** Work to do **
Output the records exactly. Include every line.

** Given entries **

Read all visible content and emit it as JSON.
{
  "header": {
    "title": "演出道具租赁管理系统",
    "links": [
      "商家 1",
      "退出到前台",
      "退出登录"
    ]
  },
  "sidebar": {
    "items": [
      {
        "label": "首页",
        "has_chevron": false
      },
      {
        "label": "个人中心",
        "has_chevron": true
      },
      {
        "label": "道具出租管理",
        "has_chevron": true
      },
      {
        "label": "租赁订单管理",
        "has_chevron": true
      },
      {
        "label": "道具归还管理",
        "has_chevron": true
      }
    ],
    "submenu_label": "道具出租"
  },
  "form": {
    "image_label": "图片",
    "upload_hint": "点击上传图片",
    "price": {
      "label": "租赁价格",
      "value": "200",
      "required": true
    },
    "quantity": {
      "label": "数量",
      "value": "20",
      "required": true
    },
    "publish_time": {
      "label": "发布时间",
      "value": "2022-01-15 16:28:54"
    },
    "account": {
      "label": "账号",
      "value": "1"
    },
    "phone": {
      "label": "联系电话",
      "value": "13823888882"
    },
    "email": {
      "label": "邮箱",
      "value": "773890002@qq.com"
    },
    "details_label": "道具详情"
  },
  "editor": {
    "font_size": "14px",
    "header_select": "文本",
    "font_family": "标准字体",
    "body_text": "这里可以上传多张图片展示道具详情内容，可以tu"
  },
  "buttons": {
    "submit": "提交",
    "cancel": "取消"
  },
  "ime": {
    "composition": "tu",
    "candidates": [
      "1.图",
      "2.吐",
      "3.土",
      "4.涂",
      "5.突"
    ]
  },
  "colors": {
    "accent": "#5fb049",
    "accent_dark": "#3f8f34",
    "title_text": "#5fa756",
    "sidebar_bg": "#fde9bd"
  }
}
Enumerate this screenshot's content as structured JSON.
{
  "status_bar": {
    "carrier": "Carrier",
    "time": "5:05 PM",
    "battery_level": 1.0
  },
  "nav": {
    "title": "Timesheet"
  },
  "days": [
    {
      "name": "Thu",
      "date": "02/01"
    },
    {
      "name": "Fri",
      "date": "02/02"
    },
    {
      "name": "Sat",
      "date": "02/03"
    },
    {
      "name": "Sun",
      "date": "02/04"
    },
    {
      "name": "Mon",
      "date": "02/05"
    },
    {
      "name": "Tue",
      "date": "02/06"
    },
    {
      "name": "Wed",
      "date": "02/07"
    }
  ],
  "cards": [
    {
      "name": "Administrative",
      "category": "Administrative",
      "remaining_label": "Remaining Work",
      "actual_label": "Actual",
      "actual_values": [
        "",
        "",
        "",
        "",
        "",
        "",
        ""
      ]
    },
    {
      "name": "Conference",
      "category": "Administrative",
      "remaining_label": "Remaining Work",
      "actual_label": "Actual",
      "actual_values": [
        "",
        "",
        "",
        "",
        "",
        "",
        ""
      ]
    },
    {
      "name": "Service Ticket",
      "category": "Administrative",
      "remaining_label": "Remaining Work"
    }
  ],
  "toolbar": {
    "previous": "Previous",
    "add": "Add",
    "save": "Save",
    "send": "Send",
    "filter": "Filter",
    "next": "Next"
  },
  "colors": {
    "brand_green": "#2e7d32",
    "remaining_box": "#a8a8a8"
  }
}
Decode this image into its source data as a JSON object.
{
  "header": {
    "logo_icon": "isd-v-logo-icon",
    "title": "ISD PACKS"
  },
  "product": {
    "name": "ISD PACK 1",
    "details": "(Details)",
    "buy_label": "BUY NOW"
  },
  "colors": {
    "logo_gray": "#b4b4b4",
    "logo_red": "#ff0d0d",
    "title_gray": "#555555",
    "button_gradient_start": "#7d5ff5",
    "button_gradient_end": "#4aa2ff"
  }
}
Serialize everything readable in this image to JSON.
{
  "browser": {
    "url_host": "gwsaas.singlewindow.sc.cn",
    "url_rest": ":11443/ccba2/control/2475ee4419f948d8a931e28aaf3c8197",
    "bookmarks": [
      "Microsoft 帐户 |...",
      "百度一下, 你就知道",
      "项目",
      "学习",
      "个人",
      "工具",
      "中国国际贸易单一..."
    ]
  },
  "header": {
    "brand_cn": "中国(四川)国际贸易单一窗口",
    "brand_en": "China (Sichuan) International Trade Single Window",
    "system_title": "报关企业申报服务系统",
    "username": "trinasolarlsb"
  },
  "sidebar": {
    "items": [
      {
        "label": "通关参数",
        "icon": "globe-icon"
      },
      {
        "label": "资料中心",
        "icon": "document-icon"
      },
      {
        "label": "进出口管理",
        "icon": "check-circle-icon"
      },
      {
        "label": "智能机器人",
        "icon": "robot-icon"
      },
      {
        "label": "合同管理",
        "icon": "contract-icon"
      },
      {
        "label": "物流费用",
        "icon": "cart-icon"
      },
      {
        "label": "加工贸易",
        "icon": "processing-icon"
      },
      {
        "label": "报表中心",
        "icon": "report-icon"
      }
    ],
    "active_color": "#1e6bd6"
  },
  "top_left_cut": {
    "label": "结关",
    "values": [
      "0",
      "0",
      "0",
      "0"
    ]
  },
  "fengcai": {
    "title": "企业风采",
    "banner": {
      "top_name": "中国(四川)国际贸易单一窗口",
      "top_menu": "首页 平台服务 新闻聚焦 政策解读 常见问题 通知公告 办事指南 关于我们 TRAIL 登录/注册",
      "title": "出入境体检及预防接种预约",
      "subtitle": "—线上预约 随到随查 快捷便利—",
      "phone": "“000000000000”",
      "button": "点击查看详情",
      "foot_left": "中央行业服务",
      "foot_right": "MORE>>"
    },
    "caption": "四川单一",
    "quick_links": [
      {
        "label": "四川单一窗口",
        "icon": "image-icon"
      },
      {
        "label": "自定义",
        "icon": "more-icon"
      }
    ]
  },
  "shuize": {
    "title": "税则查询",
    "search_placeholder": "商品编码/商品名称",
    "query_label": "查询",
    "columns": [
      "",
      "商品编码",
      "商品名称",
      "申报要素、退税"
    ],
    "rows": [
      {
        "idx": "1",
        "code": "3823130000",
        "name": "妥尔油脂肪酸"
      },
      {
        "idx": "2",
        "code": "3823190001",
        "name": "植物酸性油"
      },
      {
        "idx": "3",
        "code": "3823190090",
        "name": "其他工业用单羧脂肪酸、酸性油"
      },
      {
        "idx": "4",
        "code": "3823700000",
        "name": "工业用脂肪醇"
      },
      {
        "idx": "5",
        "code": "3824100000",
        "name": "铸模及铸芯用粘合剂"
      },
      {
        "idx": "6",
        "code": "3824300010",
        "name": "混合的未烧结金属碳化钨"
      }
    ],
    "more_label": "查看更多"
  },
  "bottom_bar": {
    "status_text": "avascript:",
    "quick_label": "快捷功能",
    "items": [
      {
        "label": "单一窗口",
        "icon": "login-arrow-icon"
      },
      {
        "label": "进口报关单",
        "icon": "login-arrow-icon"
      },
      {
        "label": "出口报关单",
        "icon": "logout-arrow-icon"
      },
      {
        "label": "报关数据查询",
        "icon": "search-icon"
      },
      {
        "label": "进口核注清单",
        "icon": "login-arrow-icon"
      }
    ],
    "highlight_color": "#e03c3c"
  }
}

** Written reply **
Read all visible content and emit it as JSON.
{
  "header": {
    "title": "演出道具租赁管理系统",
    "links": [
      "商家 1",
      "退出到前台",
      "退出登录"
    ]
  },
  "sidebar": {
    "items": [
      {
        "label": "首页",
        "has_chevron": false
      },
      {
        "label": "个人中心",
        "has_chevron": true
      },
      {
        "label": "道具出租管理",
        "has_chevron": true
      },
      {
        "label": "租赁订单管理",
        "has_chevron": true
      },
      {
        "label": "道具归还管理",
        "has_chevron": true
      }
    ],
    "submenu_label": "道具出租"
  },
  "form": {
    "image_label": "图片",
    "upload_hint": "点击上传图片",
    "price": {
      "label": "租赁价格",
      "value": "200",
      "required": true
    },
    "quantity": {
      "label": "数量",
      "value": "20",
      "required": true
    },
    "publish_time": {
      "label": "发布时间",
      "value": "2022-01-15 16:28:54"
    },
    "account": {
      "label": "账号",
      "value": "1"
    },
    "phone": {
      "label": "联系电话",
      "value": "13823888882"
    },
    "email": {
      "label": "邮箱",
      "value": "773890002@qq.com"
    },
    "details_label": "道具详情"
  },
  "editor": {
    "font_size": "14px",
    "header_select": "文本",
    "font_family": "标准字体",
    "body_text": "这里可以上传多张图片展示道具详情内容，可以tu"
  },
  "buttons": {
    "submit": "提交",
    "cancel": "取消"
  },
  "ime": {
    "composition": "tu",
    "candidates": [
      "1.图",
      "2.吐",
      "3.土",
      "4.涂",
      "5.突"
    ]
  },
  "colors": {
    "accent": "#5fb049",
    "accent_dark": "#3f8f34",
    "title_text": "#5fa756",
    "sidebar_bg": "#fde9bd"
  }
}
Enumerate this screenshot's content as structured JSON.
{
  "status_bar": {
    "carrier": "Carrier",
    "time": "5:05 PM",
    "battery_level": 1.0
  },
  "nav": {
    "title": "Timesheet"
  },
  "days": [
    {
      "name": "Thu",
      "date": "02/01"
    },
    {
      "name": "Fri",
      "date": "02/02"
    },
    {
      "name": "Sat",
      "date": "02/03"
    },
    {
      "name": "Sun",
      "date": "02/04"
    },
    {
      "name": "Mon",
      "date": "02/05"
    },
    {
      "name": "Tue",
      "date": "02/06"
    },
    {
      "name": "Wed",
      "date": "02/07"
    }
  ],
  "cards": [
    {
      "name": "Administrative",
      "category": "Administrative",
      "remaining_label": "Remaining Work",
      "actual_label": "Actual",
      "actual_values": [
        "",
        "",
        "",
        "",
        "",
        "",
        ""
      ]
    },
    {
      "name": "Conference",
      "category": "Administrative",
      "remaining_label": "Remaining Work",
      "actual_label": "Actual",
      "actual_values": [
        "",
        "",
        "",
        "",
        "",
        "",
        ""
      ]
    },
    {
      "name": "Service Ticket",
      "category": "Administrative",
      "remaining_label": "Remaining Work"
    }
  ],
  "toolbar": {
    "previous": "Previous",
    "add": "Add",
    "save": "Save",
    "send": "Send",
    "filter": "Filter",
    "next": "Next"
  },
  "colors": {
    "brand_green": "#2e7d32",
    "remaining_box": "#a8a8a8"
  }
}
Decode this image into its source data as a JSON object.
{
  "header": {
    "logo_icon": "isd-v-logo-icon",
    "title": "ISD PACKS"
  },
  "product": {
    "name": "ISD PACK 1",
    "details": "(Details)",
    "buy_label": "BUY NOW"
  },
  "colors": {
    "logo_gray": "#b4b4b4",
    "logo_red": "#ff0d0d",
    "title_gray": "#555555",
    "button_gradient_start": "#7d5ff5",
    "button_gradient_end": "#4aa2ff"
  }
}
Serialize everything readable in this image to JSON.
{
  "browser": {
    "url_host": "gwsaas.singlewindow.sc.cn",
    "url_rest": ":11443/ccba2/control/2475ee4419f948d8a931e28aaf3c8197",
    "bookmarks": [
      "Microsoft 帐户 |...",
      "百度一下, 你就知道",
      "项目",
      "学习",
      "个人",
      "工具",
      "中国国际贸易单一..."
    ]
  },
  "header": {
    "brand_cn": "中国(四川)国际贸易单一窗口",
    "brand_en": "China (Sichuan) International Trade Single Window",
    "system_title": "报关企业申报服务系统",
    "username": "trinasolarlsb"
  },
  "sidebar": {
    "items": [
      {
        "label": "通关参数",
        "icon": "globe-icon"
      },
      {
        "label": "资料中心",
        "icon": "document-icon"
      },
      {
        "label": "进出口管理",
        "icon": "check-circle-icon"
      },
      {
        "label": "智能机器人",
        "icon": "robot-icon"
      },
      {
        "label": "合同管理",
        "icon": "contract-icon"
      },
      {
        "label": "物流费用",
        "icon": "cart-icon"
      },
      {
        "label": "加工贸易",
        "icon": "processing-icon"
      },
      {
        "label": "报表中心",
        "icon": "report-icon"
      }
    ],
    "active_color": "#1e6bd6"
  },
  "top_left_cut": {
    "label": "结关",
    "values": [
      "0",
      "0",
      "0",
      "0"
    ]
  },
  "fengcai": {
    "title": "企业风采",
    "banner": {
      "top_name": "中国(四川)国际贸易单一窗口",
      "top_menu": "首页 平台服务 新闻聚焦 政策解读 常见问题 通知公告 办事指南 关于我们 TRAIL 登录/注册",
      "title": "出入境体检及预防接种预约",
      "subtitle": "—线上预约 随到随查 快捷便利—",
      "phone": "“000000000000”",
      "button": "点击查看详情",
      "foot_left": "中央行业服务",
      "foot_right": "MORE>>"
    },
    "caption": "四川单一",
    "quick_links": [
      {
        "label": "四川单一窗口",
        "icon": "image-icon"
      },
      {
        "label": "自定义",
        "icon": "more-icon"
      }
    ]
  },
  "shuize": {
    "title": "税则查询",
    "search_placeholder": "商品编码/商品名称",
    "query_label": "查询",
    "columns": [
      "",
      "商品编码",
      "商品名称",
      "申报要素、退税"
    ],
    "rows": [
      {
        "idx": "1",
        "code": "3823130000",
        "name": "妥尔油脂肪酸"
      },
      {
        "idx": "2",
        "code": "3823190001",
        "name": "植物酸性油"
      },
      {
        "idx": "3",
        "code": "3823190090",
        "name": "其他工业用单羧脂肪酸、酸性油"
      },
      {
        "idx": "4",
        "code": "3823700000",
        "name": "工业用脂肪醇"
      },
      {
        "idx": "5",
        "code": "3824100000",
        "name": "铸模及铸芯用粘合剂"
      },
      {
        "idx": "6",
        "code": "3824300010",
        "name": "混合的未烧结金属碳化钨"
      }
    ],
    "more_label": "查看更多"
  },
  "bottom_bar": {
    "status_text": "avascript:",
    "quick_label": "快捷功能",
    "items": [
      {
        "label": "单一窗口",
        "icon": "login-arrow-icon"
      },
      {
        "label": "进口报关单",
        "icon": "login-arrow-icon"
      },
      {
        "label": "出口报关单",
        "icon": "logout-arrow-icon"
      },
      {
        "label": "报关数据查询",
        "icon": "search-icon"
      },
      {
        "label": "进口核注清单",
        "icon": "login-arrow-icon"
      }
    ],
    "highlight_color": "#e03c3c"
  }
}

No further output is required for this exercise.